- Exercise set
1 – Answer these questions from the Kublai Khan passage:
(a) For how many years did Kublai Khan's army besiege Xiangyang and Fancheng?
(b) In what year did construction begin on the new capital in Daidu?
(c) According to Marco Polo, how many gates did the wall of the city have?
2 – Using the Kublai Khan passage, decide whether each statement agrees with it:
(a) The Mongols captured Xiangyang and Fancheng in 1273.
(b) After Hangzhou fell, the defeated Song army was massacred.
(c) The new capital in Daidu was enclosed by an 18-mile wall.
3 – Carry on the Kublai Khan passage from its final line.

- Provided text
Kublai Khan sent an emissary to the Song offering them good terms if they submitted to Mongol rule. After the emissary was taken captive war broke out. For five years Kublai Khan's army besieged Xiangyang and Fancheng, two important Song cities on the Han River that guarded an important rice growing region in the Yangtze Basin. Using catapults capable of hurling 200-pound stones and a navy of Chinese- and Korean-built ships, the Mongols captured the two cities in 1273.
Hangzhzou was captured in 1276 by a Mongol army commanded by the Turkish general Bayan. In 1279, the last Song holdout were defeated. After capturing Hangzhou, Kublai Khan showed more restraint than other the Mongol leaders: the defeated Song army was not massacred; the city's inhabitants were not massacred; and the Song court was allowed to keep some of it wealth and privileges.
Kublai Khan in Beijing
Kublai Khan built a new capital in Daidu (Beijing). Construction began in 1267 next to the old Jin capital of Zhongdu (both cities today are within Beijing's city limits). The massive capital was surrounded by an 18 mile wall. Kublai Khan lived in a huge palace located near present-day Beihai Park with apartments for his huge family and a banquet hall able accommodate 6,000 people. Inspired by Persian astronomers Kublai Khan built an observatory in Daidu with a sphere that measured angles between celestial objects.
Describing 13th century Beijing, Marco Polo wrote: "The new city is a form perfectly square...each of its sides being six miles. It is enclosed with walls of earth...the wall of the city has twelve gates. The multitude of inhabitants, and the number of houses in the city of Kanbalu, as also in the suburbs outside the city, of which there are twelve, corresponding to the twelve gates, is greater than the mind can comprehend...

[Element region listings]
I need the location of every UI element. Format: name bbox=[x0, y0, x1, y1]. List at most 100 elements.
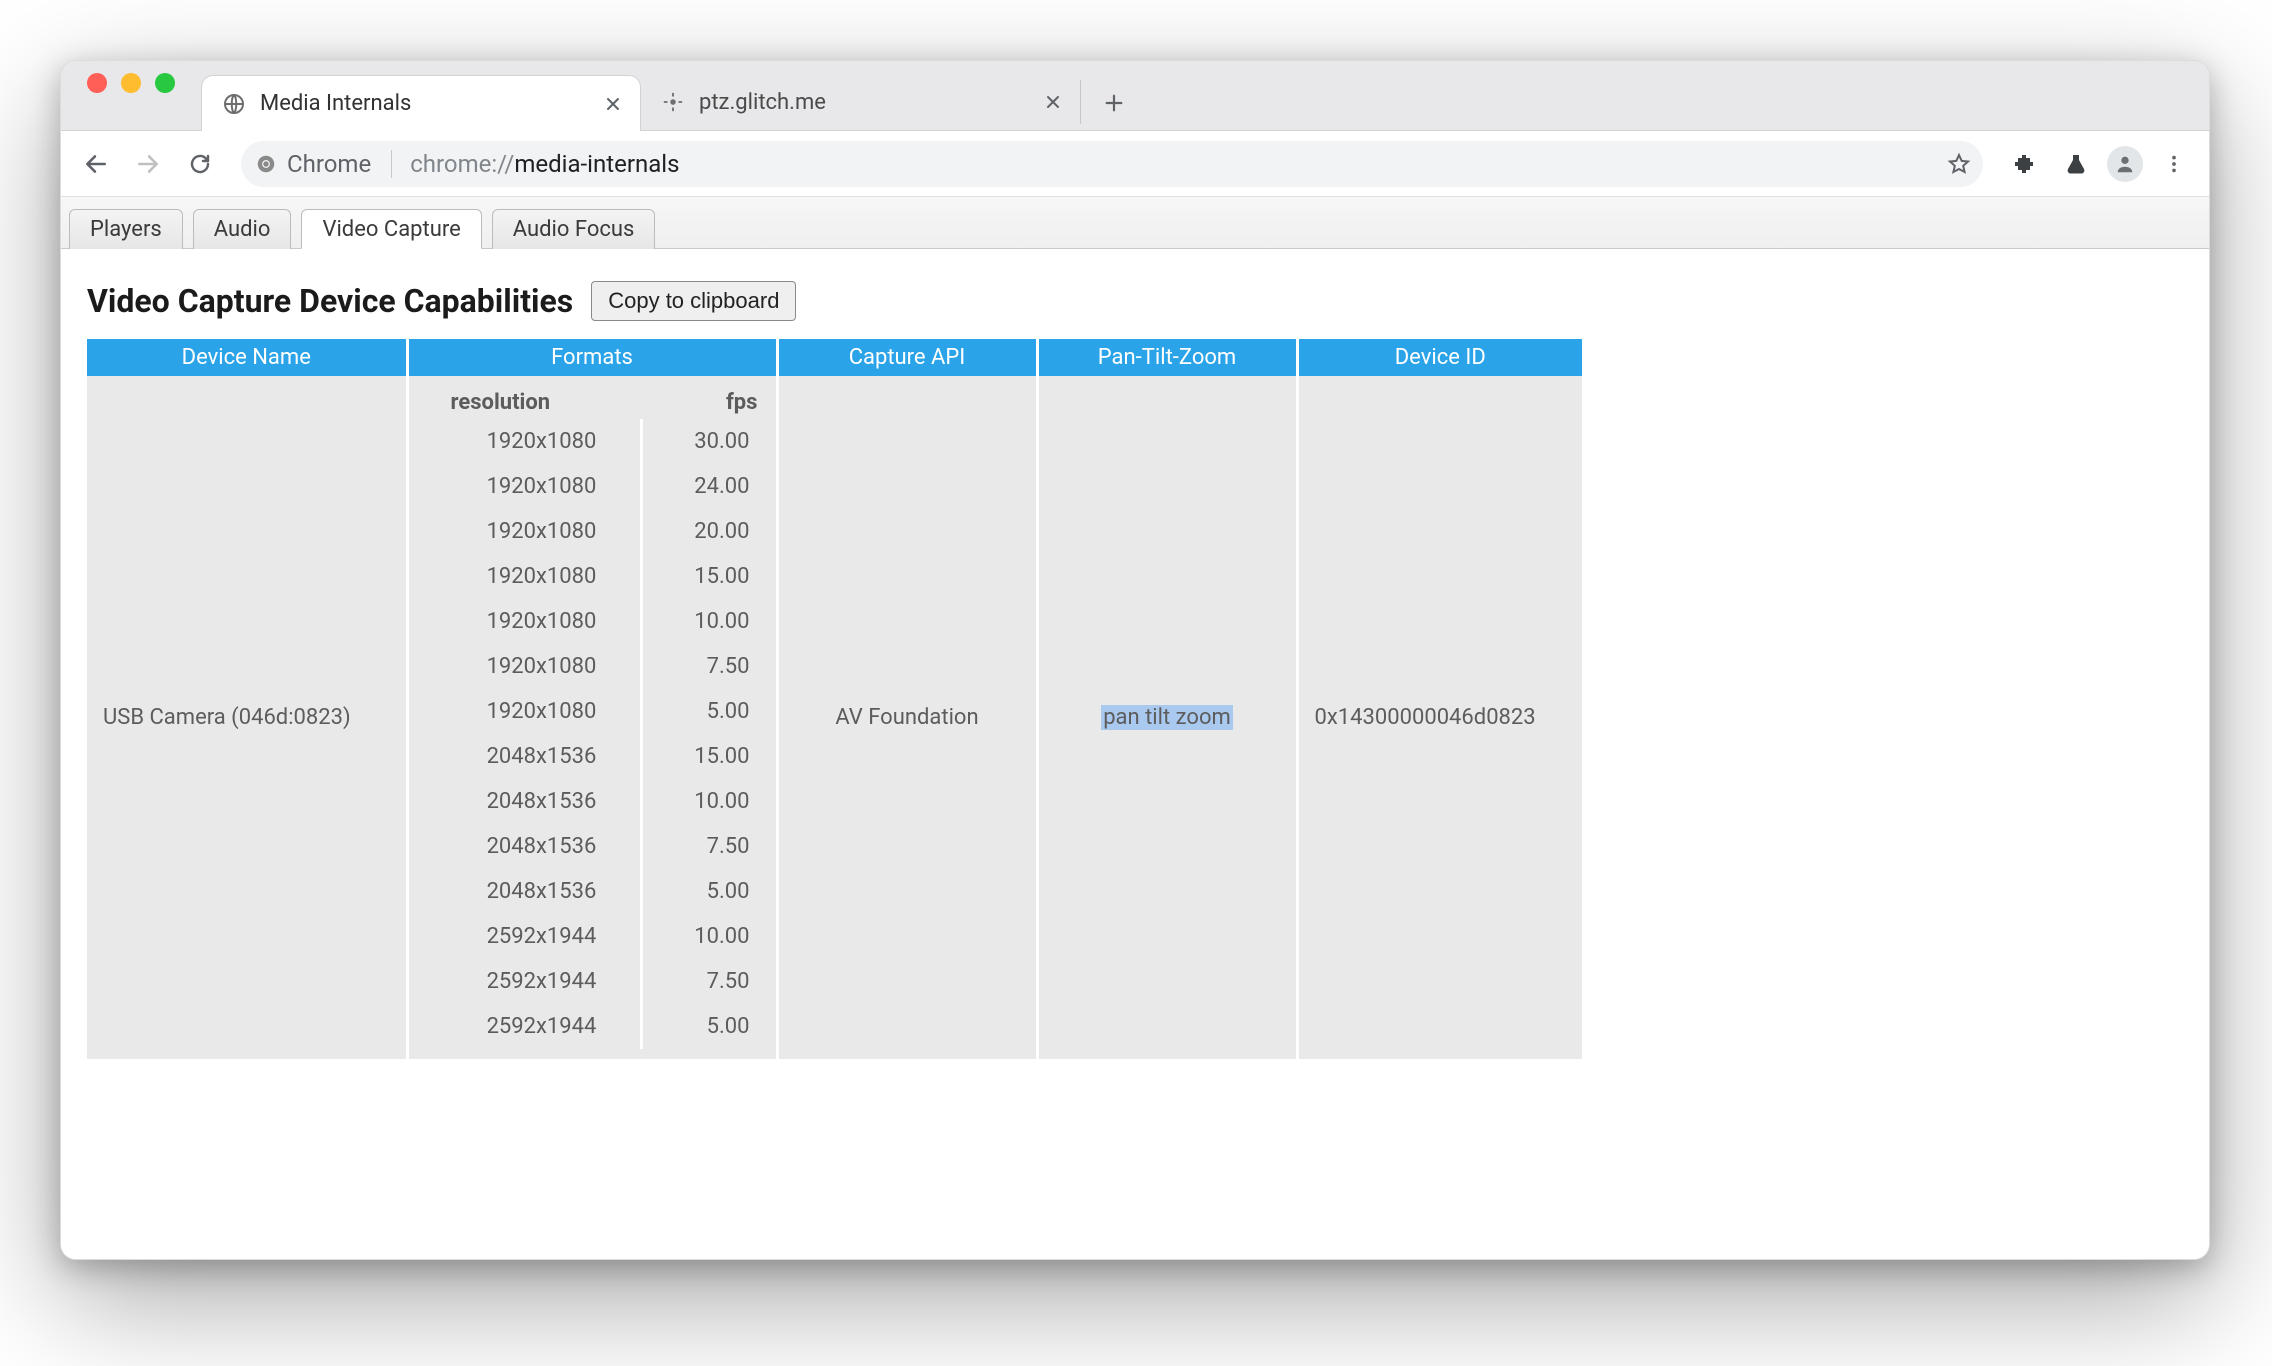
device-capabilities-table: Device Name Formats Capture API Pan-Tilt… bbox=[87, 339, 1582, 1059]
format-resolution: 2592x1944 bbox=[443, 959, 642, 1004]
format-fps: 10.00 bbox=[642, 914, 766, 959]
page-content: Players Audio Video Capture Audio Focus … bbox=[61, 197, 2209, 1259]
col-capture-api[interactable]: Capture API bbox=[777, 339, 1037, 376]
col-formats[interactable]: Formats bbox=[407, 339, 777, 376]
format-resolution: 1920x1080 bbox=[443, 419, 642, 464]
extensions-button[interactable] bbox=[2003, 143, 2045, 185]
format-fps: 5.00 bbox=[642, 1004, 766, 1049]
person-icon bbox=[2114, 153, 2136, 175]
tab-media-internals[interactable]: Media Internals bbox=[201, 75, 641, 131]
format-fps: 15.00 bbox=[642, 734, 766, 779]
ptz-value: pan tilt zoom bbox=[1101, 705, 1233, 730]
cell-device-id: 0x14300000046d0823 bbox=[1297, 376, 1582, 1059]
chrome-icon bbox=[255, 153, 277, 175]
format-fps: 7.50 bbox=[642, 959, 766, 1004]
table-header-row: Device Name Formats Capture API Pan-Tilt… bbox=[87, 339, 1582, 376]
bookmark-star-icon[interactable] bbox=[1947, 152, 1971, 176]
format-row: 2048x15367.50 bbox=[443, 824, 766, 869]
format-fps: 5.00 bbox=[642, 689, 766, 734]
address-bar[interactable]: Chrome chrome://media-internals bbox=[241, 141, 1983, 187]
format-resolution: 2592x1944 bbox=[443, 914, 642, 959]
window-controls bbox=[79, 61, 175, 130]
format-resolution: 2048x1536 bbox=[443, 779, 642, 824]
divider bbox=[391, 150, 392, 178]
format-fps: 5.00 bbox=[642, 869, 766, 914]
format-fps: 24.00 bbox=[642, 464, 766, 509]
format-resolution: 1920x1080 bbox=[443, 554, 642, 599]
format-fps: 10.00 bbox=[642, 779, 766, 824]
cell-formats: resolution fps 1920x108030.001920x108024… bbox=[407, 376, 777, 1059]
format-resolution: 2048x1536 bbox=[443, 824, 642, 869]
url-scheme: chrome:// bbox=[410, 150, 514, 178]
format-fps: 7.50 bbox=[642, 644, 766, 689]
reload-button[interactable] bbox=[179, 143, 221, 185]
globe-icon bbox=[222, 92, 246, 116]
url-path: media-internals bbox=[514, 150, 679, 178]
format-resolution: 1920x1080 bbox=[443, 599, 642, 644]
format-row: 2048x153615.00 bbox=[443, 734, 766, 779]
back-button[interactable] bbox=[75, 143, 117, 185]
tab-audio-focus[interactable]: Audio Focus bbox=[492, 209, 656, 249]
tab-strip: Media Internals ptz.glitch.me bbox=[61, 61, 2209, 131]
format-row: 1920x10807.50 bbox=[443, 644, 766, 689]
site-chip[interactable]: Chrome bbox=[255, 150, 398, 178]
format-row: 1920x108030.00 bbox=[443, 419, 766, 464]
toolbar: Chrome chrome://media-internals bbox=[61, 131, 2209, 197]
format-fps: 20.00 bbox=[642, 509, 766, 554]
cell-device-name: USB Camera (046d:0823) bbox=[87, 376, 407, 1059]
new-tab-button[interactable] bbox=[1093, 82, 1135, 124]
col-device-name[interactable]: Device Name bbox=[87, 339, 407, 376]
copy-to-clipboard-button[interactable]: Copy to clipboard bbox=[591, 281, 796, 321]
crosshair-icon bbox=[661, 90, 685, 114]
browser-window: Media Internals ptz.glitch.me bbox=[60, 60, 2210, 1260]
col-device-id[interactable]: Device ID bbox=[1297, 339, 1582, 376]
format-fps: 10.00 bbox=[642, 599, 766, 644]
site-chip-label: Chrome bbox=[287, 150, 371, 178]
close-tab-button[interactable] bbox=[604, 95, 622, 113]
labs-button[interactable] bbox=[2055, 143, 2097, 185]
format-row: 1920x108024.00 bbox=[443, 464, 766, 509]
tab-video-capture[interactable]: Video Capture bbox=[301, 209, 481, 249]
cell-ptz: pan tilt zoom bbox=[1037, 376, 1297, 1059]
format-resolution: 1920x1080 bbox=[443, 689, 642, 734]
format-fps: 15.00 bbox=[642, 554, 766, 599]
tab-audio[interactable]: Audio bbox=[193, 209, 292, 249]
format-row: 1920x108010.00 bbox=[443, 599, 766, 644]
format-resolution: 2048x1536 bbox=[443, 869, 642, 914]
formats-subtable: resolution fps 1920x108030.001920x108024… bbox=[443, 386, 766, 1049]
minimize-window-button[interactable] bbox=[121, 73, 141, 93]
tab-players[interactable]: Players bbox=[69, 209, 183, 249]
format-fps: 30.00 bbox=[642, 419, 766, 464]
cell-capture-api: AV Foundation bbox=[777, 376, 1037, 1059]
zoom-window-button[interactable] bbox=[155, 73, 175, 93]
forward-button[interactable] bbox=[127, 143, 169, 185]
format-row: 1920x10805.00 bbox=[443, 689, 766, 734]
url-text: chrome://media-internals bbox=[410, 150, 679, 178]
close-window-button[interactable] bbox=[87, 73, 107, 93]
format-row: 1920x108015.00 bbox=[443, 554, 766, 599]
tab-ptz-glitch[interactable]: ptz.glitch.me bbox=[641, 80, 1081, 124]
format-row: 2592x19445.00 bbox=[443, 1004, 766, 1049]
tab-title: ptz.glitch.me bbox=[699, 90, 1030, 115]
format-row: 2592x19447.50 bbox=[443, 959, 766, 1004]
internal-tabs: Players Audio Video Capture Audio Focus bbox=[61, 197, 2209, 249]
col-ptz[interactable]: Pan-Tilt-Zoom bbox=[1037, 339, 1297, 376]
format-row: 2048x15365.00 bbox=[443, 869, 766, 914]
profile-avatar[interactable] bbox=[2107, 146, 2143, 182]
format-resolution: 1920x1080 bbox=[443, 644, 642, 689]
page-title: Video Capture Device Capabilities bbox=[87, 282, 573, 320]
fmt-col-fps: fps bbox=[642, 386, 766, 419]
fmt-col-resolution: resolution bbox=[443, 386, 642, 419]
format-resolution: 2048x1536 bbox=[443, 734, 642, 779]
format-row: 1920x108020.00 bbox=[443, 509, 766, 554]
format-resolution: 2592x1944 bbox=[443, 1004, 642, 1049]
format-resolution: 1920x1080 bbox=[443, 509, 642, 554]
format-row: 2592x194410.00 bbox=[443, 914, 766, 959]
table-row: USB Camera (046d:0823) resolution fps 19… bbox=[87, 376, 1582, 1059]
format-row: 2048x153610.00 bbox=[443, 779, 766, 824]
tab-title: Media Internals bbox=[260, 91, 590, 116]
format-resolution: 1920x1080 bbox=[443, 464, 642, 509]
format-fps: 7.50 bbox=[642, 824, 766, 869]
close-tab-button[interactable] bbox=[1044, 93, 1062, 111]
menu-button[interactable] bbox=[2153, 143, 2195, 185]
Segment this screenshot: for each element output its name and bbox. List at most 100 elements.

- Responses to the tasks
1 –
(a) Five years.
(b) 1267.
(c) Twelve.

2 –
(a) Yes: "the Mongols captured the two cities in 1273."
(b) No: "the defeated Song army was not massacred"
(c) Yes: "The massive capital was surrounded by an 18 mile wall."

3 –
"Within these walls...stands the palace of the Great Khan, the most extensive that has ever been known. The sides of the great halls are adorned with dragons in carved wood and gold, figures of warriors, of birds and of beasts. On each of the sides of the palace are grand flights of marble steps." On the Mongol New Year, "great numbers of beautiful white horses are presented to the Great Khan...all his elephants, amounting to five thousand, are exhibited in the procession, covered with housing of cloth, richly worked with gold and silk."
Marco Polo described glazed roof tiles of "red and green and blue and yellow” in Daidu that “are bright like crystal, so that they shine very far." He said that he could estimate the city's population, based on the number of prostitutes—20,000—and said coal was so plentiful that people could take three hot baths a week.
Yuan Dynasty Rule
“Although the Mongols sought to govern China through traditional institutions, using Chinese (Han) bureaucrats, they were not up to the task. The Han were discriminated against socially and politically. All important central and regional posts were monopolized by Mongols, who also preferred employing non-Chinese from other parts of the Mongol domain--Central Asia, the Middle East, and even Europe--in those positions for which no Mongol could be found. Chinese were more often employed in non-Chinese regions of the empire. [Source: The Library of Congress]
Lamaism (Tibetan Buddhism) flourished, although native Taoism endured Mongol persecutions. Confucian governmental practices and examinations based on the Classics, which had fallen into disuse in north China during the period of disunity, were reinstated by the Mongols in the hope of maintaining order over Han society.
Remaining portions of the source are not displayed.